[Your goal] Single out the lines of the material that contain "into" and copy them.

[Saved entries]
★ ★ ★ ★ ★ ★ ★

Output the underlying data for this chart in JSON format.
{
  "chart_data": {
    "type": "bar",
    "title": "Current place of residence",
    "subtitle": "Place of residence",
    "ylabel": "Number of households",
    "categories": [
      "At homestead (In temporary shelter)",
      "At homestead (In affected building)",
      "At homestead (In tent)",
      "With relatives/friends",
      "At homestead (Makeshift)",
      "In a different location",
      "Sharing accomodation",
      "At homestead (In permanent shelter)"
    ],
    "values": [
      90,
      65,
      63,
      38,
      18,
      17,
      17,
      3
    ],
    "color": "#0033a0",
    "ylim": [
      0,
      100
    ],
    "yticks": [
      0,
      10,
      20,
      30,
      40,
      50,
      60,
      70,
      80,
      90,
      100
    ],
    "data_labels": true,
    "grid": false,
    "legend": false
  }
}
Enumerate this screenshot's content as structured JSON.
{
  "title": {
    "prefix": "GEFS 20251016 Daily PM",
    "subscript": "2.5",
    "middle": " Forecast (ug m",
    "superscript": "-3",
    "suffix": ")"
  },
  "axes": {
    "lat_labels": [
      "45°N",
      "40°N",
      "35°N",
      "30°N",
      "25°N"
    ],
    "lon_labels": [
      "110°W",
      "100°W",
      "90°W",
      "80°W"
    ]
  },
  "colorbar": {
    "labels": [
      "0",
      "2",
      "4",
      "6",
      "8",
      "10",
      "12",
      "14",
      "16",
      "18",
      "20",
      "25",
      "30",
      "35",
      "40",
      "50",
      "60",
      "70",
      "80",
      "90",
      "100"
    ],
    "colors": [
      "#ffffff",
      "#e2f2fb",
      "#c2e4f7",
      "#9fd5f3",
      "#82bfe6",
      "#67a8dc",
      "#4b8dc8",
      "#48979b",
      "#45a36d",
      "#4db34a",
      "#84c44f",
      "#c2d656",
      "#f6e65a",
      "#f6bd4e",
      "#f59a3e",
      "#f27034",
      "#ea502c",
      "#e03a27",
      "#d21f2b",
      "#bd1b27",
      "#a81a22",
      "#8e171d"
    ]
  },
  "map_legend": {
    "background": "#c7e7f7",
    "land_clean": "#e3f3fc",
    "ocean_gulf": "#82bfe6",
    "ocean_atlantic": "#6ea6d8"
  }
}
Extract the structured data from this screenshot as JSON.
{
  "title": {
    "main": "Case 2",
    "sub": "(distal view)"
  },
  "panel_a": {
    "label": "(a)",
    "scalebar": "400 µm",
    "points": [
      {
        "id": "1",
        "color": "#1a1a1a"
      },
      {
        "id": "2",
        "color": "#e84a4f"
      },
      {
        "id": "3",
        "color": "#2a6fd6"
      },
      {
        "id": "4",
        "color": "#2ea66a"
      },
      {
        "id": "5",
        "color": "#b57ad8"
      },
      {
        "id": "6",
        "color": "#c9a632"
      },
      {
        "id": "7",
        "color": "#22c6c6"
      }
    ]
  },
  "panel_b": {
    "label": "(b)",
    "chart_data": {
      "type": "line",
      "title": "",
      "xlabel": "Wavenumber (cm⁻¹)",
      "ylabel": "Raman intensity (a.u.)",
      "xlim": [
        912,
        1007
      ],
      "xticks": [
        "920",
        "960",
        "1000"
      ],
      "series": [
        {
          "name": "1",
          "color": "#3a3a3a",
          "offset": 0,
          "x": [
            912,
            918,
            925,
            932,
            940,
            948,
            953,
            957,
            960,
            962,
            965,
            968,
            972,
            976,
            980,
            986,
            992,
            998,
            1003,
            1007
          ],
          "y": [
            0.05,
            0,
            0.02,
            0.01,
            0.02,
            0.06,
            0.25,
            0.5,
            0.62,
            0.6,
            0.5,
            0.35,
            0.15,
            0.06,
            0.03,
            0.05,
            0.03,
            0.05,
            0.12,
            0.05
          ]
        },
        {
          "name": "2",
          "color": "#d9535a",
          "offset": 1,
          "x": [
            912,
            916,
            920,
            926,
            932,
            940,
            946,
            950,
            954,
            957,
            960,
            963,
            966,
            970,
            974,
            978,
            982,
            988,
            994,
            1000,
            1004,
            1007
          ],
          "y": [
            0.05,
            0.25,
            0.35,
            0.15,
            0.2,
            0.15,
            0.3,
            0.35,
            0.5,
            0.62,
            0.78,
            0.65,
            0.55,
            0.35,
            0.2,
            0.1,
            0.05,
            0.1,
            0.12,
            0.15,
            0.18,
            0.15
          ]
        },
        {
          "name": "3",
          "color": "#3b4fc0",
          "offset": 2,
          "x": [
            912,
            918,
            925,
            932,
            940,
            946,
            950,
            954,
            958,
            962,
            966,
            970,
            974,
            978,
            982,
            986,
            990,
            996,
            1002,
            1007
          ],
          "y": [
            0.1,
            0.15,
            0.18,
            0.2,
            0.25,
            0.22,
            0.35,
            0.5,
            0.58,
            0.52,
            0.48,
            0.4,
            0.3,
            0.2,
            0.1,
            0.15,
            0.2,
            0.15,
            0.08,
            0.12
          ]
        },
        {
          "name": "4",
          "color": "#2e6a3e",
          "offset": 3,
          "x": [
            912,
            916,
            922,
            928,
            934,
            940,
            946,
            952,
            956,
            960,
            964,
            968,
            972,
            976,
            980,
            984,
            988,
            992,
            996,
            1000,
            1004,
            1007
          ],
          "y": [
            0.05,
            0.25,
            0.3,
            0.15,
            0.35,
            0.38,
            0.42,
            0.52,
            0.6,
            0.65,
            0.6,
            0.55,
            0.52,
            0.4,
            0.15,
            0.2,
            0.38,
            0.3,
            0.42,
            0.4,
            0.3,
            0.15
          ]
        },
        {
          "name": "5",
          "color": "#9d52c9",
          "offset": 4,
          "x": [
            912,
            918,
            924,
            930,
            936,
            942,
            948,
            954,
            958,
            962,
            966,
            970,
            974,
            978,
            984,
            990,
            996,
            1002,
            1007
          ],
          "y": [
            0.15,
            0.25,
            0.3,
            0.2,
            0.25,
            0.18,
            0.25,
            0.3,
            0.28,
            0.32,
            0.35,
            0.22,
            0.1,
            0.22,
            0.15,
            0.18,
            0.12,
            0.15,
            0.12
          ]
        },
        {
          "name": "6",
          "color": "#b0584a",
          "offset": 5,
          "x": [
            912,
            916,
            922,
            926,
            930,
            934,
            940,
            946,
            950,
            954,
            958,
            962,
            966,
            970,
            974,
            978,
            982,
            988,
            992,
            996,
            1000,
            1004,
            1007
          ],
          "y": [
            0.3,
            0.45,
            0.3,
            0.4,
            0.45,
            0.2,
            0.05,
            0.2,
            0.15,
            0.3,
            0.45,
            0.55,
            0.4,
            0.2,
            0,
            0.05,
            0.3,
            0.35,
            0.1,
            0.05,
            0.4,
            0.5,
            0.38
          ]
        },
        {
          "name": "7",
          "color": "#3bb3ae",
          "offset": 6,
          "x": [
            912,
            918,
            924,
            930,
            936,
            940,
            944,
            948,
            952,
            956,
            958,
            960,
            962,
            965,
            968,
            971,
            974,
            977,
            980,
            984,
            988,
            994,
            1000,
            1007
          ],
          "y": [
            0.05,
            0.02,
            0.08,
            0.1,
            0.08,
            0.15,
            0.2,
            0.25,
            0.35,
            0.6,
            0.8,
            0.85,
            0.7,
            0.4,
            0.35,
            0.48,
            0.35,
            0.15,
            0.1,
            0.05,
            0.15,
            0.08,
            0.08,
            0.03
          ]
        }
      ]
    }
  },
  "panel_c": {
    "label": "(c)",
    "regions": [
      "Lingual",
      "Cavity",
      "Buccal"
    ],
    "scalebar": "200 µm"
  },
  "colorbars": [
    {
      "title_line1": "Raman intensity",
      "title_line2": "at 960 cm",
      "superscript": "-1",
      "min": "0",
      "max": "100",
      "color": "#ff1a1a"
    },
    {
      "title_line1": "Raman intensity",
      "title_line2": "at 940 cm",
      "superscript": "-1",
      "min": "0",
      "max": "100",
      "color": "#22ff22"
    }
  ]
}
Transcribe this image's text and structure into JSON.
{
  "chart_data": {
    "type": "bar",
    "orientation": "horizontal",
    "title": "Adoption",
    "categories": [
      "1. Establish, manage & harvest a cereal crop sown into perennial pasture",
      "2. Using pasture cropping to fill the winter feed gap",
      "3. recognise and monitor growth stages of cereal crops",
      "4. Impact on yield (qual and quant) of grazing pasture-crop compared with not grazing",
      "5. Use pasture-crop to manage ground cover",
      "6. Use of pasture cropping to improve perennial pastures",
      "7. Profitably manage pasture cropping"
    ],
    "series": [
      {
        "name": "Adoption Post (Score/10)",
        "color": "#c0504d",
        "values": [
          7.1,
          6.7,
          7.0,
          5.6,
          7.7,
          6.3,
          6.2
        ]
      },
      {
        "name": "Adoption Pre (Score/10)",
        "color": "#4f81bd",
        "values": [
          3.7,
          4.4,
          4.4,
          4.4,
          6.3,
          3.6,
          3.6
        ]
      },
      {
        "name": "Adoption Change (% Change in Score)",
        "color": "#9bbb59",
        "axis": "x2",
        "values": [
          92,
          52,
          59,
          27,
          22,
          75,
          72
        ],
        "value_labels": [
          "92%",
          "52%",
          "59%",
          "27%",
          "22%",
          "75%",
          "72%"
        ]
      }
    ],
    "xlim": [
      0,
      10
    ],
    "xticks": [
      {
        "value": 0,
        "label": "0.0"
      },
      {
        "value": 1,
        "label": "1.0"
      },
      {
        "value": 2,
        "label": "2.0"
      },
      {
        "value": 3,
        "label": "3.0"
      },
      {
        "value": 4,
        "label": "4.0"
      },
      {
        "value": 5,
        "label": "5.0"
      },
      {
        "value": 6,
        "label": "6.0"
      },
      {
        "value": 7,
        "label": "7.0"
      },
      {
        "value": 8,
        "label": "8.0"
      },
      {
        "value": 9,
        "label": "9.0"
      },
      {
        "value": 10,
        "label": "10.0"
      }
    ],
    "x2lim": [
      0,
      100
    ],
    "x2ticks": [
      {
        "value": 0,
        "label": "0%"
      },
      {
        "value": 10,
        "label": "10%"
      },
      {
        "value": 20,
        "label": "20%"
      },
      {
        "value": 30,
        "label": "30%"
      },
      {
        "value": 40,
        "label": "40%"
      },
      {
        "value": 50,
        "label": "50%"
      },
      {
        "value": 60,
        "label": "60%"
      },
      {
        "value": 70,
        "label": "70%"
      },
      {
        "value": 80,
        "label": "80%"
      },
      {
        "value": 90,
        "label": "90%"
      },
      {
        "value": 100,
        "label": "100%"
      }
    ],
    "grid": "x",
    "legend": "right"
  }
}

★ ★ ★ ★ ★ ★ ★

[Result of the task]
Transcribe this image's text and structure into JSON.
      "1. Establish, manage & harvest a cereal crop sown into perennial pasture",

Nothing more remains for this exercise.